### Exercise task
The answer is one number: how many lines in the data below hold "Save".

### Dataset
--- --- ---

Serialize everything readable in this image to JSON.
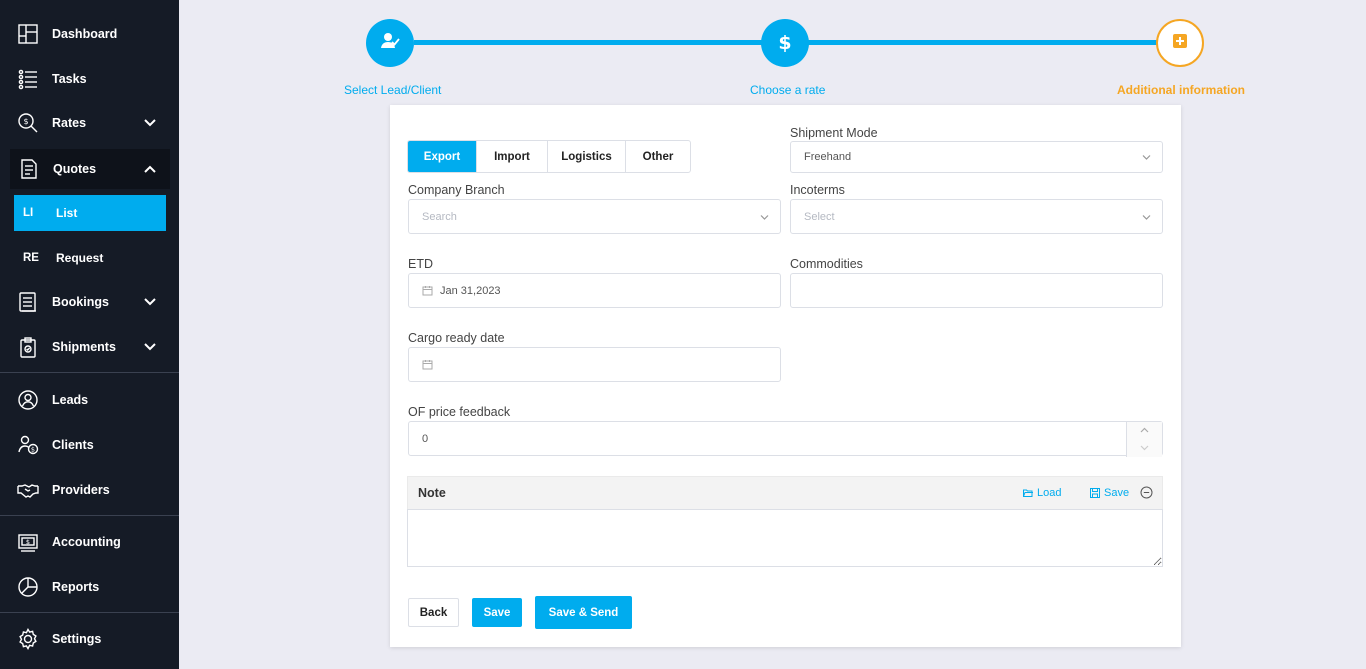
{
  "sidebar": {
    "items": [
      {
        "label": "Dashboard",
        "icon": "dashboard-icon"
      },
      {
        "label": "Tasks",
        "icon": "tasks-icon"
      },
      {
        "label": "Rates",
        "icon": "rates-icon"
      },
      {
        "label": "Quotes",
        "icon": "quotes-icon"
      },
      {
        "label": "Bookings",
        "icon": "bookings-icon"
      },
      {
        "label": "Shipments",
        "icon": "shipments-icon"
      },
      {
        "label": "Leads",
        "icon": "leads-icon"
      },
      {
        "label": "Clients",
        "icon": "clients-icon"
      },
      {
        "label": "Providers",
        "icon": "providers-icon"
      },
      {
        "label": "Accounting",
        "icon": "accounting-icon"
      },
      {
        "label": "Reports",
        "icon": "reports-icon"
      },
      {
        "label": "Settings",
        "icon": "settings-icon"
      }
    ],
    "quotes_submenu": [
      {
        "abbr": "LI",
        "label": "List",
        "active": true
      },
      {
        "abbr": "RE",
        "label": "Request",
        "active": false
      }
    ]
  },
  "stepper": {
    "steps": [
      {
        "label": "Select Lead/Client",
        "icon": "user-check-icon",
        "state": "done"
      },
      {
        "label": "Choose a rate",
        "icon": "dollar-icon",
        "state": "done"
      },
      {
        "label": "Additional information",
        "icon": "plus-square-icon",
        "state": "current"
      }
    ]
  },
  "form": {
    "type_options": [
      "Export",
      "Import",
      "Logistics",
      "Other"
    ],
    "type_selected": "Export",
    "shipment_mode": {
      "label": "Shipment Mode",
      "value": "Freehand"
    },
    "company_branch": {
      "label": "Company Branch",
      "placeholder": "Search"
    },
    "incoterms": {
      "label": "Incoterms",
      "placeholder": "Select"
    },
    "etd": {
      "label": "ETD",
      "value": "Jan 31,2023"
    },
    "commodities": {
      "label": "Commodities",
      "value": ""
    },
    "cargo_ready_date": {
      "label": "Cargo ready date",
      "value": ""
    },
    "of_price_feedback": {
      "label": "OF price feedback",
      "value": "0"
    },
    "note": {
      "title": "Note",
      "load_label": "Load",
      "save_label": "Save",
      "value": ""
    }
  },
  "buttons": {
    "back": "Back",
    "save": "Save",
    "save_send": "Save & Send"
  },
  "colors": {
    "sidebar_bg": "#151b26",
    "accent": "#00acee",
    "current_step": "#f5a623",
    "page_bg": "#ebebf3"
  }
}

--- --- ---

### Finished task
3